Pick out every line that holds the string "name" and copy it.

__________

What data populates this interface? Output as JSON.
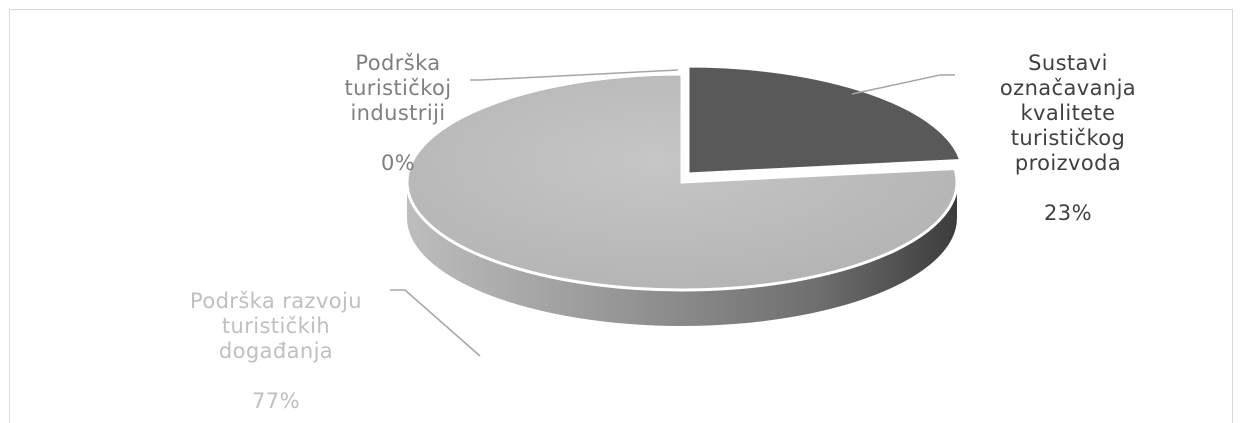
{
  "chart_data": {
    "type": "pie",
    "title": "",
    "slices": [
      {
        "name": "Sustavi označavanja kvalitete turističkog proizvoda",
        "value": 23,
        "pct_label": "23%",
        "color": "#595959"
      },
      {
        "name": "Podrška razvoju turističkih događanja",
        "value": 77,
        "pct_label": "77%",
        "color": "#bfbfbf"
      },
      {
        "name": "Podrška turističkoj industriji",
        "value": 0,
        "pct_label": "0%",
        "color": "#ffffff"
      }
    ],
    "labels": {
      "s0": "Sustavi\noznačavanja\nkvalitete\nturističkog\nproizvoda",
      "s1": "Podrška razvoju\nturističkih\ndogađanja",
      "s2": "Podrška\nturističkoj\nindustriji"
    },
    "label_colors": {
      "s0": "#404040",
      "s1": "#bfbfbf",
      "s2": "#7f7f7f"
    },
    "style": "3d",
    "legend": "none"
  }
}
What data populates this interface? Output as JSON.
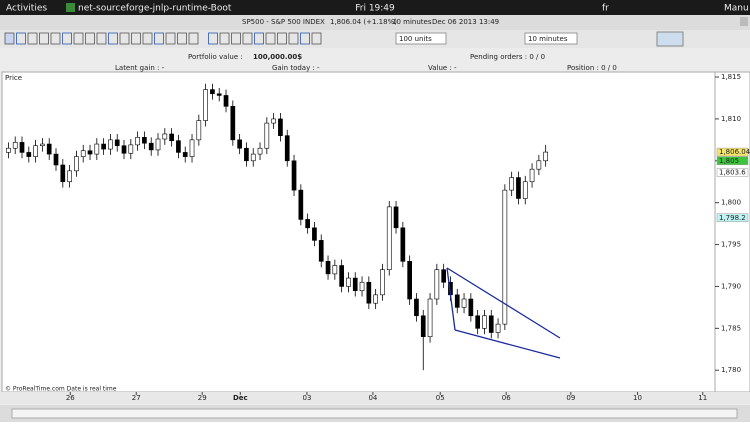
{
  "topbar": {
    "activities": "Activities",
    "app": "net-sourceforge-jnlp-runtime-Boot",
    "clock": "Fri 19:49",
    "lang": "fr",
    "user": "Manu"
  },
  "window": {
    "instrument": "SP500 - S&P 500 INDEX",
    "quote": "1,806.04 (+1.18%)",
    "period": "10 minutes",
    "timestamp": "Dec 06 2013 13:49"
  },
  "toolbar": {
    "units": "100 units",
    "interval": "10 minutes"
  },
  "portfolio": {
    "portfolio_value_label": "Portfolio value :",
    "portfolio_value": "100,000.00$",
    "pending_orders": "Pending orders : 0 / 0",
    "latent_gain": "Latent gain : -",
    "gain_today": "Gain today : -",
    "value": "Value : -",
    "position": "Position : 0 / 0"
  },
  "chart_data": {
    "type": "candlestick",
    "panel_label": "Price",
    "footer": "© ProRealTime.com  Date is real time",
    "up_color": "#ffffff",
    "down_color": "#000000",
    "xlim": [
      0,
      104.4
    ],
    "xticks": [
      {
        "value": 9.6,
        "label": "26"
      },
      {
        "value": 19.3,
        "label": "27"
      },
      {
        "value": 29,
        "label": "29"
      },
      {
        "value": 34.6,
        "label": "Dec"
      },
      {
        "value": 44.4,
        "label": "03"
      },
      {
        "value": 54.1,
        "label": "04"
      },
      {
        "value": 64,
        "label": "05"
      },
      {
        "value": 73.7,
        "label": "06"
      },
      {
        "value": 83.2,
        "label": "09"
      },
      {
        "value": 93,
        "label": "10"
      },
      {
        "value": 102.6,
        "label": "11"
      }
    ],
    "ylim": [
      1777.4,
      1815.6
    ],
    "yticks": [
      {
        "value": 1780,
        "label": "1,780"
      },
      {
        "value": 1785,
        "label": "1,785"
      },
      {
        "value": 1790,
        "label": "1,790"
      },
      {
        "value": 1795,
        "label": "1,795"
      },
      {
        "value": 1800,
        "label": "1,800"
      },
      {
        "value": 1805,
        "label": "1,805"
      },
      {
        "value": 1810,
        "label": "1,810"
      },
      {
        "value": 1815,
        "label": "1,815"
      }
    ],
    "price_tags": [
      {
        "value": 1806.04,
        "label": "1,806.04",
        "color": "#f5e66a"
      },
      {
        "value": 1805,
        "label": "1,805",
        "color": "#3cc43c"
      },
      {
        "value": 1803.6,
        "label": "1,803.6",
        "color": "#ffffff"
      },
      {
        "value": 1798.2,
        "label": "1,798.2",
        "color": "#bff4f4"
      }
    ],
    "open": [
      1806.0,
      1806.5,
      1807.2,
      1806.0,
      1805.5,
      1806.8,
      1807.0,
      1805.8,
      1804.5,
      1802.5,
      1803.8,
      1805.5,
      1806.2,
      1805.8,
      1807.0,
      1806.4,
      1807.5,
      1806.8,
      1805.9,
      1806.9,
      1807.8,
      1807.1,
      1806.3,
      1807.6,
      1808.2,
      1807.4,
      1806.0,
      1805.5,
      1807.5,
      1809.8,
      1813.5,
      1813.0,
      1812.8,
      1811.5,
      1807.5,
      1806.5,
      1805.0,
      1805.8,
      1806.5,
      1809.5,
      1810.0,
      1808.0,
      1805.0,
      1801.5,
      1798.0,
      1797.0,
      1795.5,
      1793.0,
      1791.5,
      1792.5,
      1790.0,
      1791.0,
      1789.5,
      1790.5,
      1788.0,
      1789.0,
      1792.0,
      1799.5,
      1797.0,
      1793.0,
      1788.5,
      1786.5,
      1784.0,
      1788.5,
      1792.0,
      1790.5,
      1789.0,
      1787.5,
      1788.5,
      1786.5,
      1785.0,
      1786.5,
      1784.5,
      1785.5,
      1801.5,
      1803.0,
      1800.5,
      1802.5,
      1804.0,
      1805.0
    ],
    "high": [
      1807.2,
      1807.9,
      1807.9,
      1806.7,
      1807.5,
      1807.7,
      1807.7,
      1806.5,
      1805.2,
      1804.5,
      1806.2,
      1806.9,
      1806.9,
      1807.7,
      1807.7,
      1808.2,
      1808.2,
      1807.5,
      1807.6,
      1808.5,
      1808.5,
      1807.8,
      1808.3,
      1808.9,
      1808.9,
      1808.1,
      1806.7,
      1808.2,
      1810.5,
      1814.2,
      1814.2,
      1813.7,
      1813.5,
      1812.2,
      1808.2,
      1807.2,
      1806.5,
      1807.2,
      1810.2,
      1810.7,
      1810.7,
      1808.7,
      1805.7,
      1802.2,
      1798.7,
      1797.7,
      1796.2,
      1793.7,
      1793.2,
      1793.2,
      1791.7,
      1791.7,
      1791.2,
      1791.2,
      1789.7,
      1792.7,
      1800.2,
      1800.2,
      1797.7,
      1793.7,
      1789.2,
      1787.2,
      1789.2,
      1792.7,
      1792.7,
      1791.2,
      1789.7,
      1789.2,
      1789.2,
      1787.2,
      1787.2,
      1787.2,
      1786.2,
      1802.2,
      1803.7,
      1803.7,
      1803.2,
      1804.7,
      1805.7,
      1806.9
    ],
    "low": [
      1805.3,
      1805.8,
      1805.3,
      1804.8,
      1804.8,
      1806.1,
      1805.1,
      1803.8,
      1801.8,
      1801.8,
      1803.1,
      1804.8,
      1805.1,
      1805.1,
      1805.7,
      1805.7,
      1806.1,
      1805.2,
      1805.2,
      1806.2,
      1806.4,
      1805.6,
      1805.6,
      1806.9,
      1806.7,
      1805.3,
      1804.8,
      1804.8,
      1806.8,
      1809.1,
      1812.3,
      1812.1,
      1810.8,
      1806.8,
      1805.8,
      1804.3,
      1804.3,
      1805.1,
      1805.8,
      1808.8,
      1807.3,
      1804.3,
      1800.8,
      1797.3,
      1796.3,
      1794.8,
      1792.3,
      1790.8,
      1790.8,
      1789.3,
      1789.3,
      1788.8,
      1788.8,
      1787.3,
      1787.3,
      1788.3,
      1791.3,
      1796.3,
      1792.3,
      1787.8,
      1785.8,
      1780.0,
      1783.3,
      1787.8,
      1789.8,
      1788.3,
      1786.8,
      1786.8,
      1785.8,
      1784.3,
      1784.3,
      1783.8,
      1783.8,
      1784.8,
      1800.8,
      1799.8,
      1799.8,
      1801.8,
      1803.3,
      1804.3
    ],
    "close": [
      1806.5,
      1807.2,
      1806.0,
      1805.5,
      1806.8,
      1807.0,
      1805.8,
      1804.5,
      1802.5,
      1803.8,
      1805.5,
      1806.2,
      1805.8,
      1807.0,
      1806.4,
      1807.5,
      1806.8,
      1805.9,
      1806.9,
      1807.8,
      1807.1,
      1806.3,
      1807.6,
      1808.2,
      1807.4,
      1806.0,
      1805.5,
      1807.5,
      1809.8,
      1813.5,
      1813.0,
      1812.8,
      1811.5,
      1807.5,
      1806.5,
      1805.0,
      1805.8,
      1806.5,
      1809.5,
      1810.0,
      1808.0,
      1805.0,
      1801.5,
      1798.0,
      1797.0,
      1795.5,
      1793.0,
      1791.5,
      1792.5,
      1790.0,
      1791.0,
      1789.5,
      1790.5,
      1788.0,
      1789.0,
      1792.0,
      1799.5,
      1797.0,
      1793.0,
      1788.5,
      1786.5,
      1784.0,
      1788.5,
      1792.0,
      1790.5,
      1789.0,
      1787.5,
      1788.5,
      1786.5,
      1785.0,
      1786.5,
      1784.5,
      1785.5,
      1801.5,
      1803.0,
      1800.5,
      1802.5,
      1804.0,
      1805.0,
      1806.04
    ]
  }
}
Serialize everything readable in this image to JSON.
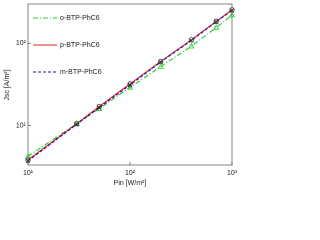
{
  "chart_data": {
    "type": "line",
    "x_label": "Pin [W/m²]",
    "y_label": "Jsc [A/m²]",
    "x": [
      10,
      30,
      50,
      100,
      200,
      400,
      700,
      1000
    ],
    "series": [
      {
        "name": "o-BTP-PhC6",
        "color": "#22cc22",
        "dash": "5,2,1,2",
        "marker": "triangle",
        "values": [
          4.2,
          10.5,
          16,
          29,
          52,
          92,
          155,
          220
        ]
      },
      {
        "name": "p-BTP-PhC6",
        "color": "#e02020",
        "dash": "none",
        "marker": "circle",
        "values": [
          3.8,
          10.5,
          17,
          32,
          60,
          110,
          185,
          255
        ]
      },
      {
        "name": "m-BTP-PhC6",
        "color": "#1a1aa8",
        "dash": "3,2",
        "marker": "cross",
        "values": [
          3.7,
          10.3,
          16.5,
          31,
          59,
          108,
          182,
          250
        ]
      }
    ],
    "xlim": [
      10,
      1000
    ],
    "ylim": [
      3.3,
      300
    ],
    "xticks": [
      {
        "value": 10,
        "label": "10¹"
      },
      {
        "value": 100,
        "label": "10²"
      },
      {
        "value": 1000,
        "label": "10³"
      }
    ],
    "yticks": [
      {
        "value": 10,
        "label": "10¹"
      },
      {
        "value": 100,
        "label": "10²"
      }
    ],
    "log_x": true,
    "log_y": true,
    "legend": "upper-left"
  }
}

__________

» **OUTPUT**:
        "name": "Sustavi označavanja kvalitete turističkog proizvoda",
        "name": "Podrška razvoju turističkih događanja",
        "name": "Podrška turističkoj industriji",
        "name": "o-BTP-PhC6",
        "name": "p-BTP-PhC6",
        "name": "m-BTP-PhC6",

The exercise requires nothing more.